• _WHAT IS ASKED_:
Pictures do not belong in your copy. Repeat all the other data exactly.

• _RECORD EXCERPTS_:

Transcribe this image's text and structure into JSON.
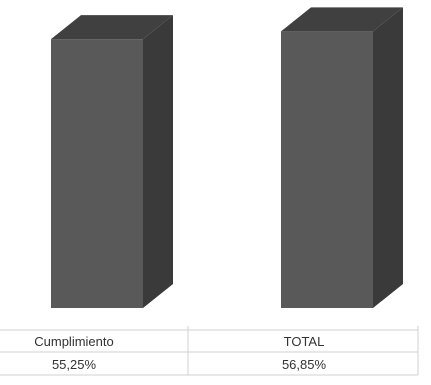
{
  "chart_data": {
    "type": "bar",
    "style": "3d-column",
    "categories": [
      "Cumplimiento",
      "TOTAL"
    ],
    "values": [
      55.25,
      56.85
    ],
    "value_labels": [
      "55,25%",
      "56,85%"
    ],
    "unit": "%",
    "ylim": [
      0,
      60
    ],
    "grid": false,
    "legend": "none",
    "colors": {
      "bar_front": "#595959",
      "bar_top": "#404040",
      "bar_side": "#3a3a3a",
      "table_lines": "#d0d0d0",
      "text": "#333333"
    }
  }
}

• _THE COMPLETED TASK_:
Transcribe this image's text and structure into JSON.
{
  "chart_data": {
    "type": "bar",
    "style": "3d-column",
    "categories": [
      "Cumplimiento",
      "TOTAL"
    ],
    "values": [
      55.25,
      56.85
    ],
    "value_labels": [
      "55,25%",
      "56,85%"
    ],
    "unit": "%",
    "ylim": [
      0,
      60
    ],
    "grid": false,
    "legend": "none",
    "colors": {
      "bar_front": "#595959",
      "bar_top": "#404040",
      "bar_side": "#3a3a3a",
      "table_lines": "#d0d0d0",
      "text": "#333333"
    }
  }
}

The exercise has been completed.